- SET TASK: Write out the entries below once more, exactly.

□ □ □ □

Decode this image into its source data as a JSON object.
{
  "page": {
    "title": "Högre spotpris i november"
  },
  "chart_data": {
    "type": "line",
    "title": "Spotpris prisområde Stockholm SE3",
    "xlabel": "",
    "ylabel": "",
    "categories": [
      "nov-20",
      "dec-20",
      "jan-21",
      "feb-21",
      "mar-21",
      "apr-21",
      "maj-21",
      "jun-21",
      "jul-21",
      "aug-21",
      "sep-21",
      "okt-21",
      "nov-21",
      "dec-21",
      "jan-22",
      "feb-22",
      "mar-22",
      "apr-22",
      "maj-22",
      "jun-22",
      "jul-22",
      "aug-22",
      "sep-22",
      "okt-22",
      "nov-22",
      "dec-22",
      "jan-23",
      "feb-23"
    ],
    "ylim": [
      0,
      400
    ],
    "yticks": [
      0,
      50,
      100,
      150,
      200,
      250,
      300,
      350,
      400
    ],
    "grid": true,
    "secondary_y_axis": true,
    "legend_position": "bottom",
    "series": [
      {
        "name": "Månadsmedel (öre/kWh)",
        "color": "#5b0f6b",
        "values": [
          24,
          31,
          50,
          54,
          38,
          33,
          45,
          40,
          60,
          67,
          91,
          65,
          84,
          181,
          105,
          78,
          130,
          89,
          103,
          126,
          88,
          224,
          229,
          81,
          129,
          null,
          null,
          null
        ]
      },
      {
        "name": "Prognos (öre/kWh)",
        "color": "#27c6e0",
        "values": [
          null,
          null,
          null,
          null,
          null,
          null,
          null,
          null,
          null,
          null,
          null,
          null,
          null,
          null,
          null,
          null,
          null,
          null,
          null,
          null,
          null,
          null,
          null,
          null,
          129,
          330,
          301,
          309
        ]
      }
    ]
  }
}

□ □ □ □

- PROBLEM SOLUTION:
Decode this image into its source data as a JSON object.
{
  "page": {
    "title": "Högre spotpris i november"
  },
  "chart_data": {
    "type": "line",
    "title": "Spotpris prisområde Stockholm SE3",
    "xlabel": "",
    "ylabel": "",
    "categories": [
      "nov-20",
      "dec-20",
      "jan-21",
      "feb-21",
      "mar-21",
      "apr-21",
      "maj-21",
      "jun-21",
      "jul-21",
      "aug-21",
      "sep-21",
      "okt-21",
      "nov-21",
      "dec-21",
      "jan-22",
      "feb-22",
      "mar-22",
      "apr-22",
      "maj-22",
      "jun-22",
      "jul-22",
      "aug-22",
      "sep-22",
      "okt-22",
      "nov-22",
      "dec-22",
      "jan-23",
      "feb-23"
    ],
    "ylim": [
      0,
      400
    ],
    "yticks": [
      0,
      50,
      100,
      150,
      200,
      250,
      300,
      350,
      400
    ],
    "grid": true,
    "secondary_y_axis": true,
    "legend_position": "bottom",
    "series": [
      {
        "name": "Månadsmedel (öre/kWh)",
        "color": "#5b0f6b",
        "values": [
          24,
          31,
          50,
          54,
          38,
          33,
          45,
          40,
          60,
          67,
          91,
          65,
          84,
          181,
          105,
          78,
          130,
          89,
          103,
          126,
          88,
          224,
          229,
          81,
          129,
          null,
          null,
          null
        ]
      },
      {
        "name": "Prognos (öre/kWh)",
        "color": "#27c6e0",
        "values": [
          null,
          null,
          null,
          null,
          null,
          null,
          null,
          null,
          null,
          null,
          null,
          null,
          null,
          null,
          null,
          null,
          null,
          null,
          null,
          null,
          null,
          null,
          null,
          null,
          129,
          330,
          301,
          309
        ]
      }
    ]
  }
}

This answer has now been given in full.